Task goal: From the entries below, pull out each line where "this" appears.

Recorded data:
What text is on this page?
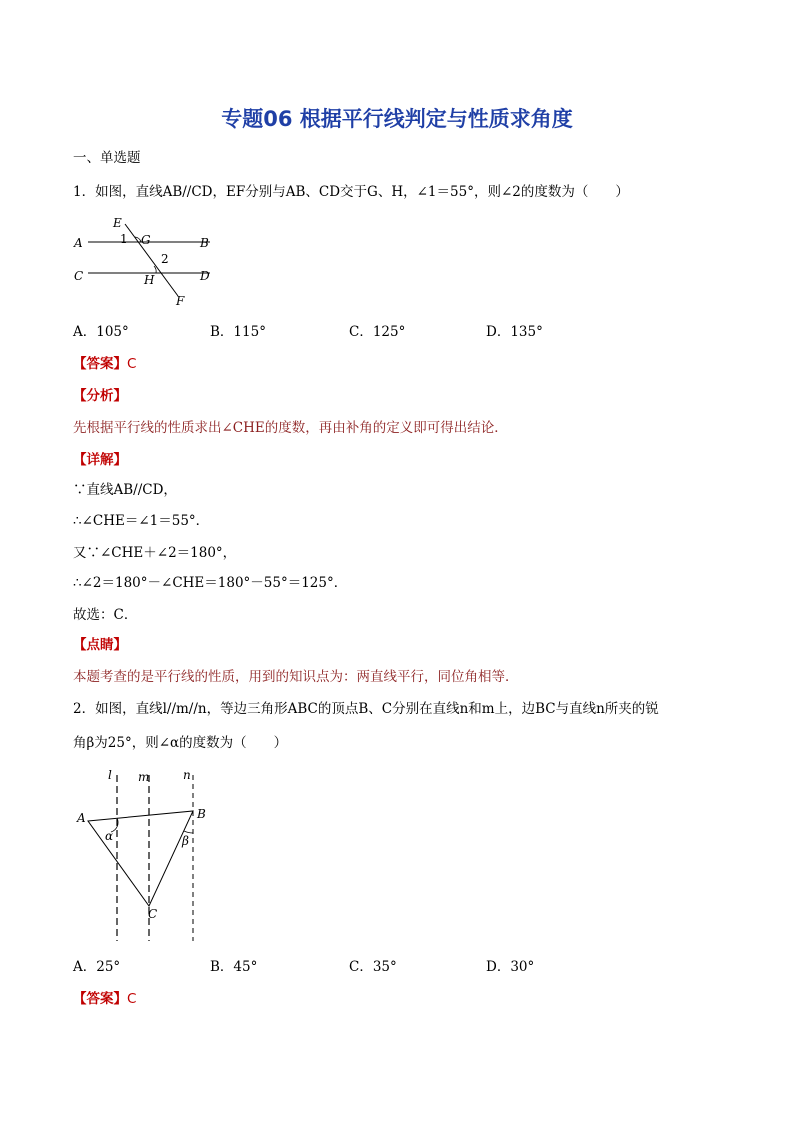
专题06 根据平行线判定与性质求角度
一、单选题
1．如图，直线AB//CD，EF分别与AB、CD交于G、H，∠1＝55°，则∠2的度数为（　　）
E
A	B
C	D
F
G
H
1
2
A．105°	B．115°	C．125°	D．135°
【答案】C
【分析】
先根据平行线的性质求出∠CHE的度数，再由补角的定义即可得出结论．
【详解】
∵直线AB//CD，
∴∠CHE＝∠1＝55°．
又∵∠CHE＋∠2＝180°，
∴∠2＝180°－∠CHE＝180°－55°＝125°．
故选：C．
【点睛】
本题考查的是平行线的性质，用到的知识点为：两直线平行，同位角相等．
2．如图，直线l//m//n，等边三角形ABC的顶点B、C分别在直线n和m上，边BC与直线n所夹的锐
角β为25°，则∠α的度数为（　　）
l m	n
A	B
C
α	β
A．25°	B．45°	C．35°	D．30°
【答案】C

--

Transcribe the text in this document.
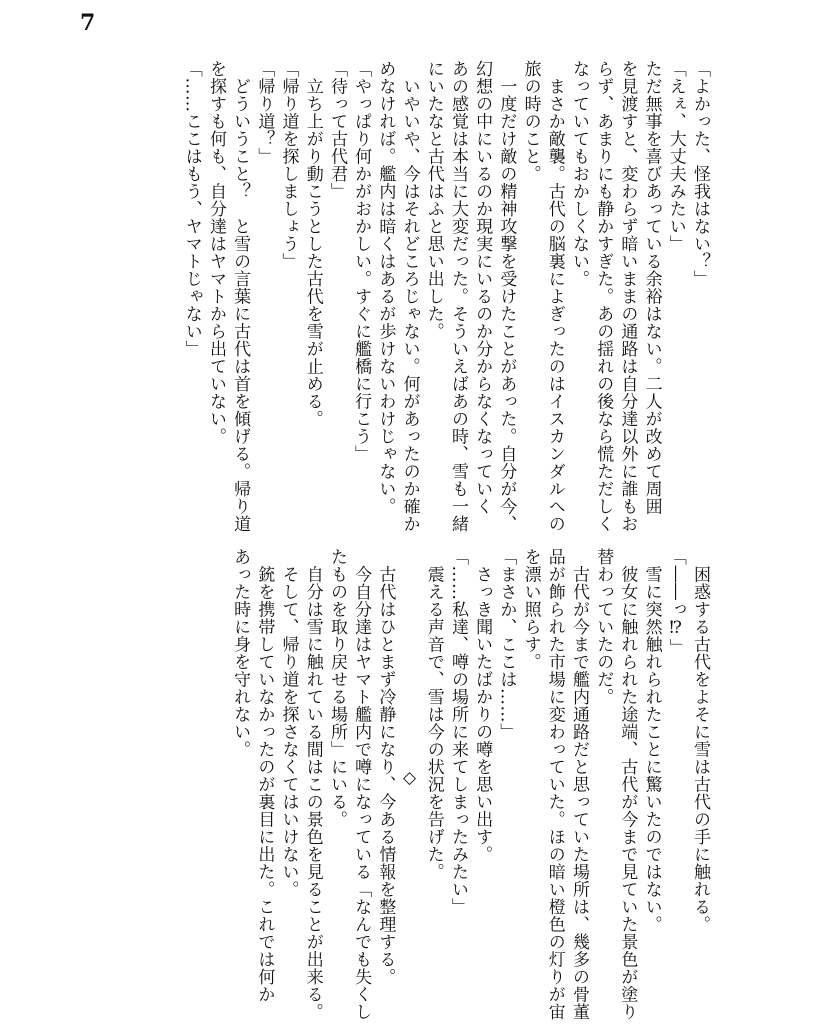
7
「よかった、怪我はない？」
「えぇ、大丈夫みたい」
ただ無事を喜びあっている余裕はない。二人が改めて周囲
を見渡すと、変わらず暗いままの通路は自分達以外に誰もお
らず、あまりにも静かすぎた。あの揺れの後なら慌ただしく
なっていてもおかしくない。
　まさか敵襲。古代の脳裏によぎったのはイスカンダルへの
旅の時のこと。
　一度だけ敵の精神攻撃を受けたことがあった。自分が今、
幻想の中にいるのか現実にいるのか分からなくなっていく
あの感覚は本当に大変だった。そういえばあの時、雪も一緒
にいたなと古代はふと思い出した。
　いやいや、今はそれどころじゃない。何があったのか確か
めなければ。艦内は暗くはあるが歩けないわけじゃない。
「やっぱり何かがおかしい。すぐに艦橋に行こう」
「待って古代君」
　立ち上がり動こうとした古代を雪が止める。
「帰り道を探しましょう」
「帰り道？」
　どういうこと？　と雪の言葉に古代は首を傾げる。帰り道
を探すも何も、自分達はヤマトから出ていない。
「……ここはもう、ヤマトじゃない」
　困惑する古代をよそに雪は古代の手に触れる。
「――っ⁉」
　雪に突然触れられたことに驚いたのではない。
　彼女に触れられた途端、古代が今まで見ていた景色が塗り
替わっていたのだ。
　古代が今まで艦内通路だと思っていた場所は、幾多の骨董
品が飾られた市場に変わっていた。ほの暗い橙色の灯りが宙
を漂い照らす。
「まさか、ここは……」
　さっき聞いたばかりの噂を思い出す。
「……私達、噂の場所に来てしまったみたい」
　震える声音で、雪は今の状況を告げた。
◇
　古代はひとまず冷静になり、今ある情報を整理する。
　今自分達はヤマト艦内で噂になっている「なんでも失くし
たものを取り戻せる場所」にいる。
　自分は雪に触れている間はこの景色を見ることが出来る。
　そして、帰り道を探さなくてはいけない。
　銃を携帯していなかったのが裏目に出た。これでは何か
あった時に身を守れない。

* * *

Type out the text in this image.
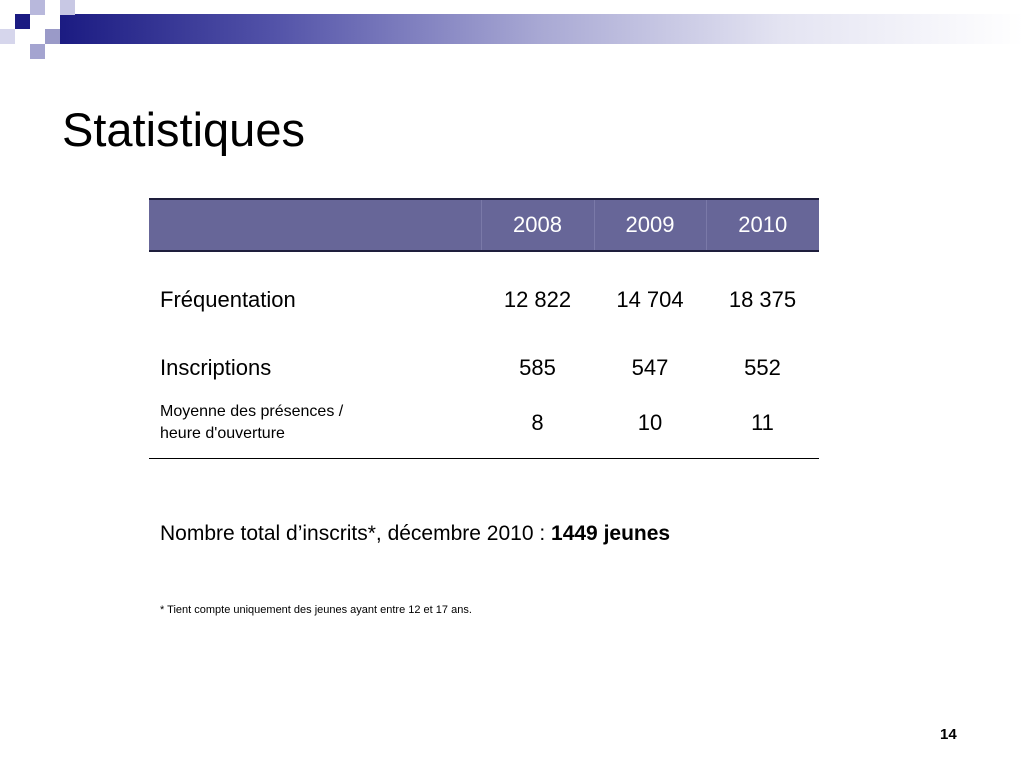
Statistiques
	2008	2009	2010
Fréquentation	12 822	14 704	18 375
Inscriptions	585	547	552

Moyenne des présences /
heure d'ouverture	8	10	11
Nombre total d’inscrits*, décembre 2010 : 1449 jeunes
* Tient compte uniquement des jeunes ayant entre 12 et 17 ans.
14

Exercise result:
What text is on this page?
Transcribe the text in this document.
Type out the text in this image.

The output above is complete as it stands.